→ Task: Answer with one number only: the number of lines that contain "marker".

→ Given records:
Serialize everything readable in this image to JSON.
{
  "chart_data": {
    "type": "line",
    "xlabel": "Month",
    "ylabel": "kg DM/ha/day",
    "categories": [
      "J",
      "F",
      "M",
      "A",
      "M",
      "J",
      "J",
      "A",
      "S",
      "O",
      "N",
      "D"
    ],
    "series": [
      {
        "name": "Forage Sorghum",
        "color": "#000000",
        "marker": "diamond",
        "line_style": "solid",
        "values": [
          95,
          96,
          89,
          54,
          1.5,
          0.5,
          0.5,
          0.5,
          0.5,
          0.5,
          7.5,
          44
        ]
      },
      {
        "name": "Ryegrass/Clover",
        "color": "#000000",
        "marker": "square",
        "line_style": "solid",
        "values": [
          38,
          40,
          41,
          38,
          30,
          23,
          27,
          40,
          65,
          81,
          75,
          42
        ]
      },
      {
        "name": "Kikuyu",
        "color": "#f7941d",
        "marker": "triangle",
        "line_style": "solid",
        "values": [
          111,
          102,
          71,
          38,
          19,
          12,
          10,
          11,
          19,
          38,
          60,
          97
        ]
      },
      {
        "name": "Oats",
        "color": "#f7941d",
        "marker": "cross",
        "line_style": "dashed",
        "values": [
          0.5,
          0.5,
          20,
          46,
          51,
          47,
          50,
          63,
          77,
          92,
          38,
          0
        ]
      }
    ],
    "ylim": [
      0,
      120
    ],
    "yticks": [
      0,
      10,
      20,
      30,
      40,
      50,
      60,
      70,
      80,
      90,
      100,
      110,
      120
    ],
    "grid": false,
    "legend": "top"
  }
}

→ Exercise output: 4